**WHAT TO PRODUCE:** Copy every line of the data exactly, leaving nothing out.

— begin THE RECORDS —

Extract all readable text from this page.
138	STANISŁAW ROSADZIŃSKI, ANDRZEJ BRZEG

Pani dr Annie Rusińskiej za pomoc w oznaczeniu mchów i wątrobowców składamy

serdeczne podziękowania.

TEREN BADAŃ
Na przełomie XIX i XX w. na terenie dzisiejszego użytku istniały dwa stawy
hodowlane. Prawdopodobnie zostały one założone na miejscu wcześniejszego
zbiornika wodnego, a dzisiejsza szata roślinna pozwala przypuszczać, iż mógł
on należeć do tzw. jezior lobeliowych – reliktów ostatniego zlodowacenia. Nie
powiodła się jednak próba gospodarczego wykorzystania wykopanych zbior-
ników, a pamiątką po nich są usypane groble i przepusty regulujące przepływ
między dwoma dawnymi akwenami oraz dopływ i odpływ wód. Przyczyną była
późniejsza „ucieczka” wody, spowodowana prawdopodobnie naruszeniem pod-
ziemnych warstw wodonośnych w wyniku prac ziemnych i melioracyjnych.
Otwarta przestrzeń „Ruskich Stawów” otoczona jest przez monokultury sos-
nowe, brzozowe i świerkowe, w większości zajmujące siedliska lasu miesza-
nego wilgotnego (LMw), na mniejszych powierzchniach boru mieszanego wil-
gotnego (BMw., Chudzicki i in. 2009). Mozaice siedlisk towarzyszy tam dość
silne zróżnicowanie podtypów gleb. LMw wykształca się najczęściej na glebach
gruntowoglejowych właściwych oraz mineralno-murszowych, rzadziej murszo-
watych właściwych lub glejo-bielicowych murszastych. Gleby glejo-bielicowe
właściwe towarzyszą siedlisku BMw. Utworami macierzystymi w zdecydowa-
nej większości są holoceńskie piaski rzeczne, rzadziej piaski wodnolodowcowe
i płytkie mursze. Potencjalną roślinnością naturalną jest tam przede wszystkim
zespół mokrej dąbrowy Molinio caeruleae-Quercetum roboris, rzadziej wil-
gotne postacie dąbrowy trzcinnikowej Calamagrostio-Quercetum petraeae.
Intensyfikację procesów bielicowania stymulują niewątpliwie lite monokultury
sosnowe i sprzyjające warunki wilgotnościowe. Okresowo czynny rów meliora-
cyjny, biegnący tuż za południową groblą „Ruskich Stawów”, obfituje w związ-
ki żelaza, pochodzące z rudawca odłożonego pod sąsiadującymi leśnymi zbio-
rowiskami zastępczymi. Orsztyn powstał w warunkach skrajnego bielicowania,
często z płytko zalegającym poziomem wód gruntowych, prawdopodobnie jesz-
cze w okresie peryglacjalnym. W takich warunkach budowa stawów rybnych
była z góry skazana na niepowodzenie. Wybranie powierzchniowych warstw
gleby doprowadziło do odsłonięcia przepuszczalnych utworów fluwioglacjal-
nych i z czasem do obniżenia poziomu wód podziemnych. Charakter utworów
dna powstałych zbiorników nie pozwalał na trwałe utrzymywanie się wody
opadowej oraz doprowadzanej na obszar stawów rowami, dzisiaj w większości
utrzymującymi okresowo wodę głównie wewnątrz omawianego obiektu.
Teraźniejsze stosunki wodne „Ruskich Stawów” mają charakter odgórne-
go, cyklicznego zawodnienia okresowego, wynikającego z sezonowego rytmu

— end THE RECORDS —

**OUTPUT FOR THIS TASK:**
Extract all readable text from this page.
138	STANISŁAW ROSADZIŃSKI, ANDRZEJ BRZEG

Pani dr Annie Rusińskiej za pomoc w oznaczeniu mchów i wątrobowców składamy

serdeczne podziękowania.

TEREN BADAŃ
Na przełomie XIX i XX w. na terenie dzisiejszego użytku istniały dwa stawy
hodowlane. Prawdopodobnie zostały one założone na miejscu wcześniejszego
zbiornika wodnego, a dzisiejsza szata roślinna pozwala przypuszczać, iż mógł
on należeć do tzw. jezior lobeliowych – reliktów ostatniego zlodowacenia. Nie
powiodła się jednak próba gospodarczego wykorzystania wykopanych zbior-
ników, a pamiątką po nich są usypane groble i przepusty regulujące przepływ
między dwoma dawnymi akwenami oraz dopływ i odpływ wód. Przyczyną była
późniejsza „ucieczka” wody, spowodowana prawdopodobnie naruszeniem pod-
ziemnych warstw wodonośnych w wyniku prac ziemnych i melioracyjnych.
Otwarta przestrzeń „Ruskich Stawów” otoczona jest przez monokultury sos-
nowe, brzozowe i świerkowe, w większości zajmujące siedliska lasu miesza-
nego wilgotnego (LMw), na mniejszych powierzchniach boru mieszanego wil-
gotnego (BMw., Chudzicki i in. 2009). Mozaice siedlisk towarzyszy tam dość
silne zróżnicowanie podtypów gleb. LMw wykształca się najczęściej na glebach
gruntowoglejowych właściwych oraz mineralno-murszowych, rzadziej murszo-
watych właściwych lub glejo-bielicowych murszastych. Gleby glejo-bielicowe
właściwe towarzyszą siedlisku BMw. Utworami macierzystymi w zdecydowa-
nej większości są holoceńskie piaski rzeczne, rzadziej piaski wodnolodowcowe
i płytkie mursze. Potencjalną roślinnością naturalną jest tam przede wszystkim
zespół mokrej dąbrowy Molinio caeruleae-Quercetum roboris, rzadziej wil-
gotne postacie dąbrowy trzcinnikowej Calamagrostio-Quercetum petraeae.
Intensyfikację procesów bielicowania stymulują niewątpliwie lite monokultury
sosnowe i sprzyjające warunki wilgotnościowe. Okresowo czynny rów meliora-
cyjny, biegnący tuż za południową groblą „Ruskich Stawów”, obfituje w związ-
ki żelaza, pochodzące z rudawca odłożonego pod sąsiadującymi leśnymi zbio-
rowiskami zastępczymi. Orsztyn powstał w warunkach skrajnego bielicowania,
często z płytko zalegającym poziomem wód gruntowych, prawdopodobnie jesz-
cze w okresie peryglacjalnym. W takich warunkach budowa stawów rybnych
była z góry skazana na niepowodzenie. Wybranie powierzchniowych warstw
gleby doprowadziło do odsłonięcia przepuszczalnych utworów fluwioglacjal-
nych i z czasem do obniżenia poziomu wód podziemnych. Charakter utworów
dna powstałych zbiorników nie pozwalał na trwałe utrzymywanie się wody
opadowej oraz doprowadzanej na obszar stawów rowami, dzisiaj w większości
utrzymującymi okresowo wodę głównie wewnątrz omawianego obiektu.
Teraźniejsze stosunki wodne „Ruskich Stawów” mają charakter odgórne-
go, cyklicznego zawodnienia okresowego, wynikającego z sezonowego rytmu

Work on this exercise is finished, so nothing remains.